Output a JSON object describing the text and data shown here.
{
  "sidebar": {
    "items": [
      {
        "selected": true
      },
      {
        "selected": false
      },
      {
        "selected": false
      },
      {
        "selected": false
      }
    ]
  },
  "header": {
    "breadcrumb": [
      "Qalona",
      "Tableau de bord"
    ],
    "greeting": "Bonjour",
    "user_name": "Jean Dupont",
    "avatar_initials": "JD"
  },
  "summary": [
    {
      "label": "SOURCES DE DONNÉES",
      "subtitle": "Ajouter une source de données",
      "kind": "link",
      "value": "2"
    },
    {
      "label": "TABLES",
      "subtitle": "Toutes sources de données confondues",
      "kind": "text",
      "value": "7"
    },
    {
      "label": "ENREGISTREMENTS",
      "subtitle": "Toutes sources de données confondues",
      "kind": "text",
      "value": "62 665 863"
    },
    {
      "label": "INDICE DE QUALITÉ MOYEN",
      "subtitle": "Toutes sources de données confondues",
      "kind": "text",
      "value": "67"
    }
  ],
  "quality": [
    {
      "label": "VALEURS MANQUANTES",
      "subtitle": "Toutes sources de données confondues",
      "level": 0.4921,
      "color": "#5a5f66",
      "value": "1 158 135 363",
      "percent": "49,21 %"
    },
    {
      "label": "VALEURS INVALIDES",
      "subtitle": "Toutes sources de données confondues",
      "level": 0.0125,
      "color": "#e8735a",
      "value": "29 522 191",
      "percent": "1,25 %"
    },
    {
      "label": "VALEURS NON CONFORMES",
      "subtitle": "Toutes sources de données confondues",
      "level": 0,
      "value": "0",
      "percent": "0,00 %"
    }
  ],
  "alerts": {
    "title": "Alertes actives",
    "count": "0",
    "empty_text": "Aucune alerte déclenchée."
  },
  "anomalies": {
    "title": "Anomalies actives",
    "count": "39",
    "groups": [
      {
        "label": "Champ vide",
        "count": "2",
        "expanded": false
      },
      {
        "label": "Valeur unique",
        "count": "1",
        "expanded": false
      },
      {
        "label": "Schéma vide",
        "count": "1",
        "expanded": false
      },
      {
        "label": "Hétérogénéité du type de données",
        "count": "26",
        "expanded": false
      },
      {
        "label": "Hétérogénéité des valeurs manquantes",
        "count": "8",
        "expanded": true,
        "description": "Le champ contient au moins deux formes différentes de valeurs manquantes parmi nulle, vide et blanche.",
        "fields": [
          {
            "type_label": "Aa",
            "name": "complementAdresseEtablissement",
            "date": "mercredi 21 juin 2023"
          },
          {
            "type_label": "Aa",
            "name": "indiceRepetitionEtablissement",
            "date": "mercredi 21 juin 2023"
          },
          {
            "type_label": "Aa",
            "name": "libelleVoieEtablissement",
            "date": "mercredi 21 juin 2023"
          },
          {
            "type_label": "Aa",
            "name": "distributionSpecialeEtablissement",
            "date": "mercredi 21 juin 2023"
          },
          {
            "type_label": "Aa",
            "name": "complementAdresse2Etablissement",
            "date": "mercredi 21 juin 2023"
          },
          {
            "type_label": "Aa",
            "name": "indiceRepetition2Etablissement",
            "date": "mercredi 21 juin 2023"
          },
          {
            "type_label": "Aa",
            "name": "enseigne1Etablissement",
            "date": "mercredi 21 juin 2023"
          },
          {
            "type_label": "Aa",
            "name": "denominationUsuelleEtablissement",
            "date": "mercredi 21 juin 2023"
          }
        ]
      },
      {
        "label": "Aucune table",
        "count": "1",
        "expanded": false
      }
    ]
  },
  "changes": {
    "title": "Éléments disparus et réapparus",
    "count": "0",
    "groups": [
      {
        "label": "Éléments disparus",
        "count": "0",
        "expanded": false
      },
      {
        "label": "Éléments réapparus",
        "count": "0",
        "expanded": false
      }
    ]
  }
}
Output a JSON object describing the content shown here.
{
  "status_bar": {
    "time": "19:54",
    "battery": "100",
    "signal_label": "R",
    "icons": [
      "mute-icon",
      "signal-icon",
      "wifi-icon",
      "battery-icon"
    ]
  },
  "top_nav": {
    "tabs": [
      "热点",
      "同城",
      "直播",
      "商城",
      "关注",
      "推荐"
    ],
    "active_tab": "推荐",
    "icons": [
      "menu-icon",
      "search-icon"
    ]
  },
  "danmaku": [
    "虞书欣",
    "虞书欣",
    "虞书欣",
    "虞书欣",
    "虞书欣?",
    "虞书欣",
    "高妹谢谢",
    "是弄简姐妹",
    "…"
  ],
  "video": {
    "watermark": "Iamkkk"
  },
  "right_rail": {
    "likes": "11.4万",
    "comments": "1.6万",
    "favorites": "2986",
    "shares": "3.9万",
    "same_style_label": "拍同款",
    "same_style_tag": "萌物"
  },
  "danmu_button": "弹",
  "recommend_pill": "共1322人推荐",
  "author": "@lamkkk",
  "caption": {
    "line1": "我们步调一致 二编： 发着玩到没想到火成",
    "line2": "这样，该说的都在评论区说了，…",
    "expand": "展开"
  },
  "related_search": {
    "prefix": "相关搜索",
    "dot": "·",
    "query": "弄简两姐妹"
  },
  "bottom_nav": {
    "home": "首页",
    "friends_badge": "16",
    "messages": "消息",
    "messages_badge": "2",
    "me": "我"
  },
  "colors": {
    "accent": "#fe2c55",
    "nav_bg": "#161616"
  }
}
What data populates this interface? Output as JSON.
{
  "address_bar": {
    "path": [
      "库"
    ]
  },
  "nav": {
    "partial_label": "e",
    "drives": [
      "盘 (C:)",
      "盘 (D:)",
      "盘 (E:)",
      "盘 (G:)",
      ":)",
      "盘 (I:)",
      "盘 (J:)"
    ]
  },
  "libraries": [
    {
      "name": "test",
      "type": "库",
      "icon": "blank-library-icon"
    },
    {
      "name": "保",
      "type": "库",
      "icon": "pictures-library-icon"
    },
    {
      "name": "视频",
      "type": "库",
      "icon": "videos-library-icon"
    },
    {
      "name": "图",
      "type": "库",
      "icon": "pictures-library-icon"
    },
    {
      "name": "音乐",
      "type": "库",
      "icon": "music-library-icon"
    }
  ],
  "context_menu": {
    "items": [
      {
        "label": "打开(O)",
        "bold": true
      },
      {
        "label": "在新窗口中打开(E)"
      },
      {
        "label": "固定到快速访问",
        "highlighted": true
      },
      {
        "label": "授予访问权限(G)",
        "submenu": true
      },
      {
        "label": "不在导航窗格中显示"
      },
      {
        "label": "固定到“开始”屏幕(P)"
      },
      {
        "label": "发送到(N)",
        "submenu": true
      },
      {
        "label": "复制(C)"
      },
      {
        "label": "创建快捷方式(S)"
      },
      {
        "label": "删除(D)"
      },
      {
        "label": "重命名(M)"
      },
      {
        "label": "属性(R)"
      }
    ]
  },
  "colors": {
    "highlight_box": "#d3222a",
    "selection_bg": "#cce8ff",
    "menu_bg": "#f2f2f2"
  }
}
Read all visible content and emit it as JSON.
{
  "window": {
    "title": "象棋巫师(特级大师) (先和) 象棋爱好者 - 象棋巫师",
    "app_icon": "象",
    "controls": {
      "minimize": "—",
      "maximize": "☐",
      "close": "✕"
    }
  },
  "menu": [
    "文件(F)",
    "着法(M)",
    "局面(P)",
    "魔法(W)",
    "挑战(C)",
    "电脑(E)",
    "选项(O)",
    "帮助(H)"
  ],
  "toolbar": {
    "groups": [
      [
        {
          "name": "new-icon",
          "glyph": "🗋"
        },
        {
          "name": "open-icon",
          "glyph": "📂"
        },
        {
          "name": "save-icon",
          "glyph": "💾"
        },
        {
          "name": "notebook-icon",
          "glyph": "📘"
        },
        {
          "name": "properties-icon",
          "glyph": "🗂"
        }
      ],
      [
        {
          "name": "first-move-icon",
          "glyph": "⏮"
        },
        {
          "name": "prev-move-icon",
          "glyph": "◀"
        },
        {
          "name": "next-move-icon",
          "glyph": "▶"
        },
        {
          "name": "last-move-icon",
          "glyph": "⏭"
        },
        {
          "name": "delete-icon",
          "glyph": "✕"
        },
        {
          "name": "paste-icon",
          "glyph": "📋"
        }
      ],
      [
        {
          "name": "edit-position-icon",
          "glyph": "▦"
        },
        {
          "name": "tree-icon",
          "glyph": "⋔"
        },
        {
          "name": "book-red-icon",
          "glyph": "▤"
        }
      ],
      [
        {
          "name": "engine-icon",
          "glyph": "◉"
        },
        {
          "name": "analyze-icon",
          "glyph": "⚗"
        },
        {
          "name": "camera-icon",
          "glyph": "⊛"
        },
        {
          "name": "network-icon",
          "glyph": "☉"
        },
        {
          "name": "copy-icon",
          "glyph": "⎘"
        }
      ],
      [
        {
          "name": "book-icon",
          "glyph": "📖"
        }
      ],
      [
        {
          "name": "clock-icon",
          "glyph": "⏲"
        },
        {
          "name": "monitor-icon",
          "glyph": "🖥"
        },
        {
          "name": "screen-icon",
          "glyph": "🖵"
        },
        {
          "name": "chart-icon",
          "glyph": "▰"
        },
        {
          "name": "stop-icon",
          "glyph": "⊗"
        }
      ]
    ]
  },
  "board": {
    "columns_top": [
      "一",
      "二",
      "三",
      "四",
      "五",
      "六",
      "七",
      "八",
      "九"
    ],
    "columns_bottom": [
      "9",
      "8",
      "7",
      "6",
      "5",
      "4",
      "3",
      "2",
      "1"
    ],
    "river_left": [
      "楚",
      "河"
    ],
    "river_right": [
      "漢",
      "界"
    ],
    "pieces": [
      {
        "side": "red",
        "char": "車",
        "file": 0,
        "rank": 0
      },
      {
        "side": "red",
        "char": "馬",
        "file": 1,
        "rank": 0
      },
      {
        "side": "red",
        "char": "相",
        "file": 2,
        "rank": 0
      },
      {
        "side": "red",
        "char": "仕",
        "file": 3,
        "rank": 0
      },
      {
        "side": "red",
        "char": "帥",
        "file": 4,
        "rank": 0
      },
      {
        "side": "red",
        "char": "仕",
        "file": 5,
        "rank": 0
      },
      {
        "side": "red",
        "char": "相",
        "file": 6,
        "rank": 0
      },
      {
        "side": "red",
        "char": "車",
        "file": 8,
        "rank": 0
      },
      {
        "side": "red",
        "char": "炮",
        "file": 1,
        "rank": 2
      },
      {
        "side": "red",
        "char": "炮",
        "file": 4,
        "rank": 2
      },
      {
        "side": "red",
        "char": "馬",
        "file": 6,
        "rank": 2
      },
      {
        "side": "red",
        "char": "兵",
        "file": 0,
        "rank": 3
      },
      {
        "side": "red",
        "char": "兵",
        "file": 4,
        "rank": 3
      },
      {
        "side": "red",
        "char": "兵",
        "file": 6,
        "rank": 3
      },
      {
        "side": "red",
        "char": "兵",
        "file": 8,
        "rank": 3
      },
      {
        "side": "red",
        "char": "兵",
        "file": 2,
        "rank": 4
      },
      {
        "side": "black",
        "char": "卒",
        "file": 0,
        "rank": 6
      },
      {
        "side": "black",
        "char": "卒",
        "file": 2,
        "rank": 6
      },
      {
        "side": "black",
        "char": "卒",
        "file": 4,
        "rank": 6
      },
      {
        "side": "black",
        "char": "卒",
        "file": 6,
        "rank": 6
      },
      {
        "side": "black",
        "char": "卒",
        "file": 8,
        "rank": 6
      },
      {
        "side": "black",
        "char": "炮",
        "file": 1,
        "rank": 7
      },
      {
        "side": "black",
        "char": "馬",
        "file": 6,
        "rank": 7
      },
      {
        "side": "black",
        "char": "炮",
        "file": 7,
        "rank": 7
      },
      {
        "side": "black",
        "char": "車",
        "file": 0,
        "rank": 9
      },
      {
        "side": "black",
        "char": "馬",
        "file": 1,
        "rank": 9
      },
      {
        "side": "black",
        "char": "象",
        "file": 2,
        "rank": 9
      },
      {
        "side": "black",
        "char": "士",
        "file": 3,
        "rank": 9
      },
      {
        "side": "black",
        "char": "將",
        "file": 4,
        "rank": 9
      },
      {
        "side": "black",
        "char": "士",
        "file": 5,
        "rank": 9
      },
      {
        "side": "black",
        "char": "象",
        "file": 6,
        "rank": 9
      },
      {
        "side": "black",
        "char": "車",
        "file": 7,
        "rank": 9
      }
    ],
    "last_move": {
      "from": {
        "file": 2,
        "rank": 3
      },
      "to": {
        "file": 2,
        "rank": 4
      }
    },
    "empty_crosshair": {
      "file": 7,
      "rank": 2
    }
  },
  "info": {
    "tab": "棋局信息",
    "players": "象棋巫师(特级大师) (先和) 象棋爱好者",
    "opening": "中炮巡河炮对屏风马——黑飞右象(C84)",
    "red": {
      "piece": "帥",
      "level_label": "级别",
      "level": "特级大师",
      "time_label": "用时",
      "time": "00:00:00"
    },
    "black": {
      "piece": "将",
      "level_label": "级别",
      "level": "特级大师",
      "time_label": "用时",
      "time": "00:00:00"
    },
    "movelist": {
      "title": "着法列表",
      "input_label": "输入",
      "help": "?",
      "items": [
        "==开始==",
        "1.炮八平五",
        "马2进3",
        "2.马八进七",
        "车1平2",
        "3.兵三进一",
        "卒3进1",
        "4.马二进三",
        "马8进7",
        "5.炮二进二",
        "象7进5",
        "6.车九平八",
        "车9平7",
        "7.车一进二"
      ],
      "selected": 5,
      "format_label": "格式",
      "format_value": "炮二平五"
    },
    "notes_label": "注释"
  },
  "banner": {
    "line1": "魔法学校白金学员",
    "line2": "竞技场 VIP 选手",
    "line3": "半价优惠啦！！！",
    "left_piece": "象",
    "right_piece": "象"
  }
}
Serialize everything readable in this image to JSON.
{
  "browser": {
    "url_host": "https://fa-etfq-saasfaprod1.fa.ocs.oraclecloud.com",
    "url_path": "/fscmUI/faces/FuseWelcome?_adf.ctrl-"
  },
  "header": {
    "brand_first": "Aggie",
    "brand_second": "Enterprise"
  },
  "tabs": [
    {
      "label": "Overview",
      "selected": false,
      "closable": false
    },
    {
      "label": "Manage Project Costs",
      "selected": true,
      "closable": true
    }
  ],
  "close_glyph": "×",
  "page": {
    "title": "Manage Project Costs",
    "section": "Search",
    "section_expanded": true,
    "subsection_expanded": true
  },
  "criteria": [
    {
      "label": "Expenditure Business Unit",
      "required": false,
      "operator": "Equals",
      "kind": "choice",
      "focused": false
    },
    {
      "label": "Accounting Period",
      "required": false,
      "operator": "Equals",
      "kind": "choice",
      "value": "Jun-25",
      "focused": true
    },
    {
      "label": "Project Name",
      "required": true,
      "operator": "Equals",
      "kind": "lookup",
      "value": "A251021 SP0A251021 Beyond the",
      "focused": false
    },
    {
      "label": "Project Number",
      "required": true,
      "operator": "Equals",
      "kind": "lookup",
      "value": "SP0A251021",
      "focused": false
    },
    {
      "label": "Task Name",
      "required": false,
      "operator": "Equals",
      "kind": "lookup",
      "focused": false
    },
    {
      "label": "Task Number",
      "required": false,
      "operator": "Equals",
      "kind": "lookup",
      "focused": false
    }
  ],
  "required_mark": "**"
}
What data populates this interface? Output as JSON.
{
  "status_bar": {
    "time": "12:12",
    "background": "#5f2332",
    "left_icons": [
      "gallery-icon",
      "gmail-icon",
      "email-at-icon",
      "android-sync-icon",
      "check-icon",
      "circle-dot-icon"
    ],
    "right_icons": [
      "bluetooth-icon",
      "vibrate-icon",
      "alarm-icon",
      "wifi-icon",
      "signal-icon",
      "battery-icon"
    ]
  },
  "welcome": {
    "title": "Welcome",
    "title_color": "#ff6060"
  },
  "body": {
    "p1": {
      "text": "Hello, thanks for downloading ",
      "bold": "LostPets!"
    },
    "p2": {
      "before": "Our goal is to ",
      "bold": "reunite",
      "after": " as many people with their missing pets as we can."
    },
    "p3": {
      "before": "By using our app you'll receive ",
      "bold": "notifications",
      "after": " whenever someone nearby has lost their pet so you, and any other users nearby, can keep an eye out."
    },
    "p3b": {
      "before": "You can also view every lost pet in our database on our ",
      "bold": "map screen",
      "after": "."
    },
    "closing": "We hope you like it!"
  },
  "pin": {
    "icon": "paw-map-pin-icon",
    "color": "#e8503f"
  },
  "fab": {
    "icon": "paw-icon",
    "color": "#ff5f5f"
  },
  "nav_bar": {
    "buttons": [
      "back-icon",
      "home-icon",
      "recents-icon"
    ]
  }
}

· · ·

= Written problem =
Using the listing above, pick out each line that contains the word "shown", then copy it.

= Exercise result =
Output a JSON object describing the text and data shown here.
Output a JSON object describing the content shown here.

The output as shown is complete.